*TASK DIRECTIONS*
Repeat the records below exactly as they appear.
↓↓↓
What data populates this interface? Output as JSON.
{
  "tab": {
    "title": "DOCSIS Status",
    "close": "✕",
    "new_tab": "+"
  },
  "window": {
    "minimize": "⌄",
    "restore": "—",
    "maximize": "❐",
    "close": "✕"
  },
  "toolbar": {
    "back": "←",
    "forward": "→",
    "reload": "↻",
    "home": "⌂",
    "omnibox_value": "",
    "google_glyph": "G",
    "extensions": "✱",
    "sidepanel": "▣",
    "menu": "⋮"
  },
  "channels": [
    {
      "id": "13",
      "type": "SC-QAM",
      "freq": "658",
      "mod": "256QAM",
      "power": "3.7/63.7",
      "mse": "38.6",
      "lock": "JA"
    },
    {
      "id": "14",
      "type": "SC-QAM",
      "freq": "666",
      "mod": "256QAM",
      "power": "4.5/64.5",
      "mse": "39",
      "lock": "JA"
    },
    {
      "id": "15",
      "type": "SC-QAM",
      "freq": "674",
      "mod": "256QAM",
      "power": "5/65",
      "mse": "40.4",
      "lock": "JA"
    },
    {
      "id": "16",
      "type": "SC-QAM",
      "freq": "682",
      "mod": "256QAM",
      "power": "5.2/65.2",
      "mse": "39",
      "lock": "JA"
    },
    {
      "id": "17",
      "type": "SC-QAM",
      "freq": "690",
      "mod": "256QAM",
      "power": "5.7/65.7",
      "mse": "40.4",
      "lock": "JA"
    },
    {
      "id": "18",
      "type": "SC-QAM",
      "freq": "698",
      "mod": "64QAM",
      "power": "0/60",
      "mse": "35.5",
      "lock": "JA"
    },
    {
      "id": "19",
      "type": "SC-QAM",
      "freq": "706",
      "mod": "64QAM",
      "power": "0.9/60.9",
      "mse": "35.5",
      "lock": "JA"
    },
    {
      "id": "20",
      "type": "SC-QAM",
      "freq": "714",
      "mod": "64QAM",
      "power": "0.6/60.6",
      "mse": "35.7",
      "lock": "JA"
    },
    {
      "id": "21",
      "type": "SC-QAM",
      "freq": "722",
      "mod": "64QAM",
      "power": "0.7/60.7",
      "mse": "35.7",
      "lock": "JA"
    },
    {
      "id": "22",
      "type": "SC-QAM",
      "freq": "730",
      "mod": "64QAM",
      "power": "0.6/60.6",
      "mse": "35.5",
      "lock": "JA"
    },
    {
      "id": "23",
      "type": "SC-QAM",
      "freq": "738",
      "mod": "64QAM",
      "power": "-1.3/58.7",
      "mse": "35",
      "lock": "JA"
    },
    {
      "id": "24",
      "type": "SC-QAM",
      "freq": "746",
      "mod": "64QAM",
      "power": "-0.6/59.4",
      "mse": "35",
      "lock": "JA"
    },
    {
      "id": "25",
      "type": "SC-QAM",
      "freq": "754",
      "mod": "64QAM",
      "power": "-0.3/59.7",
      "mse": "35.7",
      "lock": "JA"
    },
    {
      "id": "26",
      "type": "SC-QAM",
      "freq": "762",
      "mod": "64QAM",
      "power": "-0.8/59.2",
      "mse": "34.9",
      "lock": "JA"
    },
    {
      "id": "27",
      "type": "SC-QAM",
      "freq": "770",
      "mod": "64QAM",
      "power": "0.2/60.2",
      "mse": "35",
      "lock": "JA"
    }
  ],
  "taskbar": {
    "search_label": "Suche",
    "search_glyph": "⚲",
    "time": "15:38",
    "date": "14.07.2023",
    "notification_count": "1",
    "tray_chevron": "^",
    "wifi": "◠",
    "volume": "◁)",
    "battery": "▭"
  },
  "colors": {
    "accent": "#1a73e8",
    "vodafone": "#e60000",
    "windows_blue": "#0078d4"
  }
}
↑↑↑
*ANSWER TO THIS EXERCISE*
What data populates this interface? Output as JSON.
{
  "tab": {
    "title": "DOCSIS Status",
    "close": "✕",
    "new_tab": "+"
  },
  "window": {
    "minimize": "⌄",
    "restore": "—",
    "maximize": "❐",
    "close": "✕"
  },
  "toolbar": {
    "back": "←",
    "forward": "→",
    "reload": "↻",
    "home": "⌂",
    "omnibox_value": "",
    "google_glyph": "G",
    "extensions": "✱",
    "sidepanel": "▣",
    "menu": "⋮"
  },
  "channels": [
    {
      "id": "13",
      "type": "SC-QAM",
      "freq": "658",
      "mod": "256QAM",
      "power": "3.7/63.7",
      "mse": "38.6",
      "lock": "JA"
    },
    {
      "id": "14",
      "type": "SC-QAM",
      "freq": "666",
      "mod": "256QAM",
      "power": "4.5/64.5",
      "mse": "39",
      "lock": "JA"
    },
    {
      "id": "15",
      "type": "SC-QAM",
      "freq": "674",
      "mod": "256QAM",
      "power": "5/65",
      "mse": "40.4",
      "lock": "JA"
    },
    {
      "id": "16",
      "type": "SC-QAM",
      "freq": "682",
      "mod": "256QAM",
      "power": "5.2/65.2",
      "mse": "39",
      "lock": "JA"
    },
    {
      "id": "17",
      "type": "SC-QAM",
      "freq": "690",
      "mod": "256QAM",
      "power": "5.7/65.7",
      "mse": "40.4",
      "lock": "JA"
    },
    {
      "id": "18",
      "type": "SC-QAM",
      "freq": "698",
      "mod": "64QAM",
      "power": "0/60",
      "mse": "35.5",
      "lock": "JA"
    },
    {
      "id": "19",
      "type": "SC-QAM",
      "freq": "706",
      "mod": "64QAM",
      "power": "0.9/60.9",
      "mse": "35.5",
      "lock": "JA"
    },
    {
      "id": "20",
      "type": "SC-QAM",
      "freq": "714",
      "mod": "64QAM",
      "power": "0.6/60.6",
      "mse": "35.7",
      "lock": "JA"
    },
    {
      "id": "21",
      "type": "SC-QAM",
      "freq": "722",
      "mod": "64QAM",
      "power": "0.7/60.7",
      "mse": "35.7",
      "lock": "JA"
    },
    {
      "id": "22",
      "type": "SC-QAM",
      "freq": "730",
      "mod": "64QAM",
      "power": "0.6/60.6",
      "mse": "35.5",
      "lock": "JA"
    },
    {
      "id": "23",
      "type": "SC-QAM",
      "freq": "738",
      "mod": "64QAM",
      "power": "-1.3/58.7",
      "mse": "35",
      "lock": "JA"
    },
    {
      "id": "24",
      "type": "SC-QAM",
      "freq": "746",
      "mod": "64QAM",
      "power": "-0.6/59.4",
      "mse": "35",
      "lock": "JA"
    },
    {
      "id": "25",
      "type": "SC-QAM",
      "freq": "754",
      "mod": "64QAM",
      "power": "-0.3/59.7",
      "mse": "35.7",
      "lock": "JA"
    },
    {
      "id": "26",
      "type": "SC-QAM",
      "freq": "762",
      "mod": "64QAM",
      "power": "-0.8/59.2",
      "mse": "34.9",
      "lock": "JA"
    },
    {
      "id": "27",
      "type": "SC-QAM",
      "freq": "770",
      "mod": "64QAM",
      "power": "0.2/60.2",
      "mse": "35",
      "lock": "JA"
    }
  ],
  "taskbar": {
    "search_label": "Suche",
    "search_glyph": "⚲",
    "time": "15:38",
    "date": "14.07.2023",
    "notification_count": "1",
    "tray_chevron": "^",
    "wifi": "◠",
    "volume": "◁)",
    "battery": "▭"
  },
  "colors": {
    "accent": "#1a73e8",
    "vodafone": "#e60000",
    "windows_blue": "#0078d4"
  }
}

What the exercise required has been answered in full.